(Reading text)
By Janice Palmer, Office of University Communications

STORRS, Conn. -- During a ceremony on the banks of Long Island Sound, officials of the University of Connecticut today cut a seaweed ribbon dedicating the $24 million Marine Sciences Building. Located on the Avery Point Campus, it serves as the critical foundation for a new initiative to become one of the nation's top coastal marine sciences programs.

"The University of Connecticut has long been the site of excellent work on marine sciences, and this building gives us a facility to match the quality of our instructional and research program," said UConn President Philip E. Austin. He spoke before an audience of about nearly 200 state and local dignitaries, UConn marine sciences faculty and students.

"This building and this campus give us the capacity to build on a very strong foundation and move into the very select company of institutions recognized as leaders in this field," Austin said. "This is part of a transformation made possible by the people of Connecticut through their elected l eaders, and we are grateful for their support," he said.

The Marine Sciences Building was funded by the UCONN 2000 program, a 10-year, $1 billion effort to rebuild, renew and enhance the University's campuses. The 140,000-square foot structure replaces two 1940's era concrete block buildings that had been intended for temporary use by the Coast Guard. "If ever there was a natural linkage between a university and its community, it is the connection between marine sciences and this part of our state. This is a relationship to be cherished, nurtured and expanded, and we are firmly committed to moving in that direction," Austin said.

By embarking on a mission to develop a Center of Excellence in coastal marine sciences, and over the next five years, become one of the top three programs in the nation, UConn is delving into relatively uncharted waters. While most institutions focus their research on either the deep ocean or the land, the intersection of the two has yet to receive as much attention.

"This facility is among the best in the nation for doing comprehensive research in coastal areas," said Robert Whitlatch, head of the program. "It is a seawater, chemical and biology facility all wrapped up in one. Combine that with our research vessel and our location on Long Island Sound - a natural laboratory - and we are uniquely positioned to move forward in new arenas of research, education and outreach."

(What to produce) Extend the news article above about the dedication of UConn's Marine Sciences Building, beginning after its last sentence.

Page segmentation data
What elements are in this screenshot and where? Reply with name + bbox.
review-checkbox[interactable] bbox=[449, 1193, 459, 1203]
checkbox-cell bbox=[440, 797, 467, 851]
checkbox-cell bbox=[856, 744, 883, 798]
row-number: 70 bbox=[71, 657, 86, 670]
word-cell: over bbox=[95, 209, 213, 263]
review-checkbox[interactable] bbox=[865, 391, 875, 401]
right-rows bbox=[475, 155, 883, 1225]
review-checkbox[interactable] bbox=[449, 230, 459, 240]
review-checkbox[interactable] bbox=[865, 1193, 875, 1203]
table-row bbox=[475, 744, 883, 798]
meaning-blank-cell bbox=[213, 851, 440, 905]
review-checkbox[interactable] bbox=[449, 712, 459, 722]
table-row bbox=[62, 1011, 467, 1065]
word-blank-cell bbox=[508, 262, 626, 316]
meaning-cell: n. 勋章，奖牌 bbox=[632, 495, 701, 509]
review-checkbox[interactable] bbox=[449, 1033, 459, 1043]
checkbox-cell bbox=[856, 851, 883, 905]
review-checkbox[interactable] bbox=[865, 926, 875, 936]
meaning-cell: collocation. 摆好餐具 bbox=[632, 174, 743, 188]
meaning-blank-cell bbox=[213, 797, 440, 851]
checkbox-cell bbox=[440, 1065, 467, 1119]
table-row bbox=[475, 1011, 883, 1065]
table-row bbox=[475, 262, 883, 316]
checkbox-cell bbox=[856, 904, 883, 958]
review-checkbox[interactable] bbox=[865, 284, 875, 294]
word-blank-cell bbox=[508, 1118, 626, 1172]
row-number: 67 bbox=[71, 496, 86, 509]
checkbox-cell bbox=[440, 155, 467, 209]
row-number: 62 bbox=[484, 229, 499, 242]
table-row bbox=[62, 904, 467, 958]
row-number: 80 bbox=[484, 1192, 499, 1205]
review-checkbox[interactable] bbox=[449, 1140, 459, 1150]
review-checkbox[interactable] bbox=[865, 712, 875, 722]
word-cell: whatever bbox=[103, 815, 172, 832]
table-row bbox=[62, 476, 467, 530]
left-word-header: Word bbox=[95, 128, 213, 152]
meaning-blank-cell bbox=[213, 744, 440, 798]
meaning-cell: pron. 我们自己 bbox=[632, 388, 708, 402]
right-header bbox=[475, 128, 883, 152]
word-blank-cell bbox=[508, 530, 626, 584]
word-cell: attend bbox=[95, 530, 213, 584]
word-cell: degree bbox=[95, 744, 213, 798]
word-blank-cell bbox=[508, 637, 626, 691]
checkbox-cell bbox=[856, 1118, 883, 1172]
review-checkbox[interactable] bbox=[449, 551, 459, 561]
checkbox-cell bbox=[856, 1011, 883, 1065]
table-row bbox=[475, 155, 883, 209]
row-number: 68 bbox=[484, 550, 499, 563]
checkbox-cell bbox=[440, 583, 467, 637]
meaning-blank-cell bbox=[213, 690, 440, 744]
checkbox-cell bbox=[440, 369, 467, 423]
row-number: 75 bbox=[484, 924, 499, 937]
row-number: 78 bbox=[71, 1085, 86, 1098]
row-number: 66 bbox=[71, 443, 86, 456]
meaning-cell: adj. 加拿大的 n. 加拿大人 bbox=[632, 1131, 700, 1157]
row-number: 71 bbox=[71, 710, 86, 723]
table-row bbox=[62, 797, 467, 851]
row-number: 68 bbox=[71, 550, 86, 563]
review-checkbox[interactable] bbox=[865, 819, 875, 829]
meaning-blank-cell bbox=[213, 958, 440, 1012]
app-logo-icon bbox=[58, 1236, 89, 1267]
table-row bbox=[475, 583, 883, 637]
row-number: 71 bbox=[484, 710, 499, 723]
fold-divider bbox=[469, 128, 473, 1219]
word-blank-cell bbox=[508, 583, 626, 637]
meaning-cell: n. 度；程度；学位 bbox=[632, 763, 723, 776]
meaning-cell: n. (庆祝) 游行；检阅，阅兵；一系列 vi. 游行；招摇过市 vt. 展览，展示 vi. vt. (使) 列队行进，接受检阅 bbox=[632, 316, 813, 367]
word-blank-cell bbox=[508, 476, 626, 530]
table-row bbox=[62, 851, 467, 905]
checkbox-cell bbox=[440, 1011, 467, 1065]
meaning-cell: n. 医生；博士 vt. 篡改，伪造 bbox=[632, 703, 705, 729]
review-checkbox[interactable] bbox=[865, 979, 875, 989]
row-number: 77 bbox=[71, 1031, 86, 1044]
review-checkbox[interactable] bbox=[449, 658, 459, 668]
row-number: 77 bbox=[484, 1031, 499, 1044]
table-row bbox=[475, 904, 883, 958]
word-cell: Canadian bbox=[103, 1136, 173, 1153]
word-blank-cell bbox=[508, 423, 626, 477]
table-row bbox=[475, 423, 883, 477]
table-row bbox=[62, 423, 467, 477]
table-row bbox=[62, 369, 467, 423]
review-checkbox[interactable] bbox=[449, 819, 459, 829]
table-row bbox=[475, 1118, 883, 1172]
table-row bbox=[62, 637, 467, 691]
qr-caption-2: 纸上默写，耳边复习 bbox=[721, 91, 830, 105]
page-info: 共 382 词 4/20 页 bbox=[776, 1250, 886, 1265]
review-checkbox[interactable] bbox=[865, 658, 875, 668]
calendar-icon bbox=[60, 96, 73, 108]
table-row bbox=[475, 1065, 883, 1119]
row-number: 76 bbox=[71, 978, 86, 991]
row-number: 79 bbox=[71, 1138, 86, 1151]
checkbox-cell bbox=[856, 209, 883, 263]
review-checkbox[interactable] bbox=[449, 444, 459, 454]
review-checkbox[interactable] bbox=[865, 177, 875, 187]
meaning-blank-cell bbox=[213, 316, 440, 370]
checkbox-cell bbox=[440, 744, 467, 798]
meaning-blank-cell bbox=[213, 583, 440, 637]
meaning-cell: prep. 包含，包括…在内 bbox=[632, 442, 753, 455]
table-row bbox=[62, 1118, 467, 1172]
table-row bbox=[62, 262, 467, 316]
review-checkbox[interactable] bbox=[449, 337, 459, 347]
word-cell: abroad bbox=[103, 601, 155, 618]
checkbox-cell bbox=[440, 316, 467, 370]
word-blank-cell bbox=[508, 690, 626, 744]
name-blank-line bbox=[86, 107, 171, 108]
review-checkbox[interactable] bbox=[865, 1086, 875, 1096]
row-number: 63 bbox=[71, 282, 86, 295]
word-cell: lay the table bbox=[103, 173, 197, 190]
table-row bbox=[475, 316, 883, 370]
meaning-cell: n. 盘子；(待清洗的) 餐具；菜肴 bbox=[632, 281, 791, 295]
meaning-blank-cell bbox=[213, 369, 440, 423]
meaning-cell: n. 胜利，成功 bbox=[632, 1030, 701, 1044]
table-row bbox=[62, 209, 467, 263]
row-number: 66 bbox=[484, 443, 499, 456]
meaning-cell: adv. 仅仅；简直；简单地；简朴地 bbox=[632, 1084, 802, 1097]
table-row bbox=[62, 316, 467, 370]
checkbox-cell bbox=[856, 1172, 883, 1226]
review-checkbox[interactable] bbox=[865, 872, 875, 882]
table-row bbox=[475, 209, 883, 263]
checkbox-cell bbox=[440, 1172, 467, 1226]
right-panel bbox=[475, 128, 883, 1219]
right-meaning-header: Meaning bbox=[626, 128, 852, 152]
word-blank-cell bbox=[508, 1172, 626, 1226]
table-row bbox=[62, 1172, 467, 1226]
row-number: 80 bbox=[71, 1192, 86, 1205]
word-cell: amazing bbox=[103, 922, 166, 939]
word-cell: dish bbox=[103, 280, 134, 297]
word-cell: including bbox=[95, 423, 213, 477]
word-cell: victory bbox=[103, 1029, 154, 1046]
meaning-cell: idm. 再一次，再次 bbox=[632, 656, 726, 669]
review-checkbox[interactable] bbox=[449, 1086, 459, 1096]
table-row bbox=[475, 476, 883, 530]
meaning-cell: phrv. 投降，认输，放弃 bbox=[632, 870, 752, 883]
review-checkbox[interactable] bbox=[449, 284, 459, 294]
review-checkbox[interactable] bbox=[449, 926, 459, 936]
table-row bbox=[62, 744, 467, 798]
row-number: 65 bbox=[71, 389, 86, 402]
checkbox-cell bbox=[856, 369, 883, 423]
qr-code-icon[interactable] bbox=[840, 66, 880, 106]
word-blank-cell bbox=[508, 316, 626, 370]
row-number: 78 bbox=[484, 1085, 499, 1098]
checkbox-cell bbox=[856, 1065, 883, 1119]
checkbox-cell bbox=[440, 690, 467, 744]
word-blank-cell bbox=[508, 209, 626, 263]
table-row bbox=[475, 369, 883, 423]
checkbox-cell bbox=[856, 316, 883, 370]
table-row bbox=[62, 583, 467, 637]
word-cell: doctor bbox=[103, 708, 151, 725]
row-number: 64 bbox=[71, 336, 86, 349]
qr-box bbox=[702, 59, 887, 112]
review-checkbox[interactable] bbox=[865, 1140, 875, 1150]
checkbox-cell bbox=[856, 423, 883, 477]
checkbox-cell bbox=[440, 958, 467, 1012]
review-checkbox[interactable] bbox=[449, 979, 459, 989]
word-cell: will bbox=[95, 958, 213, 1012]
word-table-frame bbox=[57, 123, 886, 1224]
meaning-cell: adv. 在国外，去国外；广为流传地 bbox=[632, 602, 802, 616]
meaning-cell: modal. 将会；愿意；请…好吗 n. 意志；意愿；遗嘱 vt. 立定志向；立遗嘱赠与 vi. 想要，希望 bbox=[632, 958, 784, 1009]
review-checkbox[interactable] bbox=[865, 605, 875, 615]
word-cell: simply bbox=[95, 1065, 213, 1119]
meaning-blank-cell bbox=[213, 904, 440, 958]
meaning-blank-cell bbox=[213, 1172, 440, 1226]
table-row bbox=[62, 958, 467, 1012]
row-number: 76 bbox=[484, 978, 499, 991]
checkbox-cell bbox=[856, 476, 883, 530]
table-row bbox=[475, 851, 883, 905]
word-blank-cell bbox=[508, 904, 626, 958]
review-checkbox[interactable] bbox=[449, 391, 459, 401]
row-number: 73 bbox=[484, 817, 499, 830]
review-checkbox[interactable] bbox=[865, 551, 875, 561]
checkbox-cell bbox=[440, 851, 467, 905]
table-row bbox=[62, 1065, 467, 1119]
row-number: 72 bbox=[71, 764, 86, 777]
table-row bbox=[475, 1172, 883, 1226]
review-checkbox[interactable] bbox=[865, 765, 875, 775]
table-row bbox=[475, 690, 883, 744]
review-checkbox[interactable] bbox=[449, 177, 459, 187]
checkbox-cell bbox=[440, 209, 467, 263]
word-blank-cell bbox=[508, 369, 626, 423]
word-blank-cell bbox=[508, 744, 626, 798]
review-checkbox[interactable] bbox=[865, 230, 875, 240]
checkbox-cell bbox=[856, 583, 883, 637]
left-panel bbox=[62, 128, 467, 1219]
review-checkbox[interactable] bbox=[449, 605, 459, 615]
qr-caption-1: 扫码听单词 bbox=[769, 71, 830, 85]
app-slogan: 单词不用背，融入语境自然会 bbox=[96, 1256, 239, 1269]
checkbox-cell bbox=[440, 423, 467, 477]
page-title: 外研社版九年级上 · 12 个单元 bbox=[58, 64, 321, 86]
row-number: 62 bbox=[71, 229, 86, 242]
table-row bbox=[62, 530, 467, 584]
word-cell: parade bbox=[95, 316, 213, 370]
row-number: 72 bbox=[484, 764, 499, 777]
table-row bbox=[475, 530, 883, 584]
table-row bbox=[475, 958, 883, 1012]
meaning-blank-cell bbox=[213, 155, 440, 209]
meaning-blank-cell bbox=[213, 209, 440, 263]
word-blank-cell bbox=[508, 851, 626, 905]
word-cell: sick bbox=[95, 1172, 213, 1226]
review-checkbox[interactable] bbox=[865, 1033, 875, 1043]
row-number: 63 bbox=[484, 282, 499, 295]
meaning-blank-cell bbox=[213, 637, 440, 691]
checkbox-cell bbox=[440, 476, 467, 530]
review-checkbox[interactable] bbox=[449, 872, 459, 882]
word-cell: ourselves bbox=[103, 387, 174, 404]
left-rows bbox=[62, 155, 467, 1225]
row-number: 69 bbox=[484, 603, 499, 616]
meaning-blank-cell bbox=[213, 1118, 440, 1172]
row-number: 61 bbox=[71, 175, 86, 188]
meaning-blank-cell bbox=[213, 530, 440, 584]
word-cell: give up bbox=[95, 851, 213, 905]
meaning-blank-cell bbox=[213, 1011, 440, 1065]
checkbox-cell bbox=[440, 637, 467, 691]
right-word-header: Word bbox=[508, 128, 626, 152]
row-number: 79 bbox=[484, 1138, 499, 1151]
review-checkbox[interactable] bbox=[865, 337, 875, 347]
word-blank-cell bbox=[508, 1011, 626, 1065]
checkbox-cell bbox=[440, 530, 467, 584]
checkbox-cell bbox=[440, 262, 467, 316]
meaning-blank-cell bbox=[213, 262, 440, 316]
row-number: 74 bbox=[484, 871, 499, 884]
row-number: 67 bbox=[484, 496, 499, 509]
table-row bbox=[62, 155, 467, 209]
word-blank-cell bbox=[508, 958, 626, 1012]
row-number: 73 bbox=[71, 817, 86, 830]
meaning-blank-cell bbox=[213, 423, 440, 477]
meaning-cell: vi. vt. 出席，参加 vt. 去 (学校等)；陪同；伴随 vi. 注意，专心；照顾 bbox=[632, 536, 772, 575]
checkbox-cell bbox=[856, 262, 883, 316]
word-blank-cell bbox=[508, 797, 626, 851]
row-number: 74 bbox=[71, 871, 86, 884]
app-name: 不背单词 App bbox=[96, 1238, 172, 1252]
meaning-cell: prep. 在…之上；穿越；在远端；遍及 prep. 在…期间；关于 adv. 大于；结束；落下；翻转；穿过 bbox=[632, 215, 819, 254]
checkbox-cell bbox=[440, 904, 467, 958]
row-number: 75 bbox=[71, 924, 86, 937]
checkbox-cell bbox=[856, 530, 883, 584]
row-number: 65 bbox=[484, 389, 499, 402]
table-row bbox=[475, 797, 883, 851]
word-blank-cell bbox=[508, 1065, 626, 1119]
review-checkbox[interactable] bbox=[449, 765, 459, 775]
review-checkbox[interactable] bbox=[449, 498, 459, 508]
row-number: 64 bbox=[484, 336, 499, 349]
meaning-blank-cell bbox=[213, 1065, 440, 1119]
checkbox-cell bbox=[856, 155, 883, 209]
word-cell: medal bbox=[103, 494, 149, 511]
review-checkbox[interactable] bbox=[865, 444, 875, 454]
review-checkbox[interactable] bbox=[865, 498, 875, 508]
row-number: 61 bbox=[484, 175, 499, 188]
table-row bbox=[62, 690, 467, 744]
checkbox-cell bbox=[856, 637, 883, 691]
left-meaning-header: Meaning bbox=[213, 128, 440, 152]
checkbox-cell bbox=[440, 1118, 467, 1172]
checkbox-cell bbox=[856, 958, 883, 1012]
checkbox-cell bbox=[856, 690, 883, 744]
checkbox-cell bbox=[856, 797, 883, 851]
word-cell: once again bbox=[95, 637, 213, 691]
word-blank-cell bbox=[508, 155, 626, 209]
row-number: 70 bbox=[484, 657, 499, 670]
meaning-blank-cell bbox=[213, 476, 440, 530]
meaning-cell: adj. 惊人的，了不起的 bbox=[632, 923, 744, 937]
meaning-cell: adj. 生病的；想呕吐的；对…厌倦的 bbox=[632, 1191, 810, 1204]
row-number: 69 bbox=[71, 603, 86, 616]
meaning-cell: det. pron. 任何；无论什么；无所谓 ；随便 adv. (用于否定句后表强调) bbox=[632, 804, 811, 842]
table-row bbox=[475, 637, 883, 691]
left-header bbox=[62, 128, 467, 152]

(Response box)
The coastal zone is an area integral to the economic health of the state, region, and nation and it is where humans have great influence and impact. More than 50 percent of the U.S. population lives within 100 miles of an ocean.

Some of the building's highlights include:

  • Distance learning classroom linking Avery Point to the University's other campuses;
  • Three teaching laboratories, each designed for specific needs in chemistry, biology, and hydro dynamics instruction;
  • Computer classroom - designed specifically for computer based instruction;
  • Eighteen individual faculty laboratories, in addition to four "clean" chemistry labs for precise measurement of heavy metals, organic pollutants and other chemical compounds;
  • Six environmental chambers in which temperature and light can be controlled to mimic specific conditions in Long Island Sound, the Gulf of Maine or most any other body of water;
  • Walk-in research freezer for scientists studying organisms from Antarctic and polar environments in their natural state.

Whitlatch said the new facility is already paying dividends. "We've always believed that having the very best facility can help attract quality faculty and students. And now that the doors to our new building are open, we've attracted an important corporate partner as well."

During a ceremony this morning, Sun Microsystems presented Austin and Whitlatch with a plaque designating the UConn Marine Sciences Program as a Sun Center of Excellence for Oceanography. The company is donating high performance computing equipment valued by Sun at an estimated $2 million.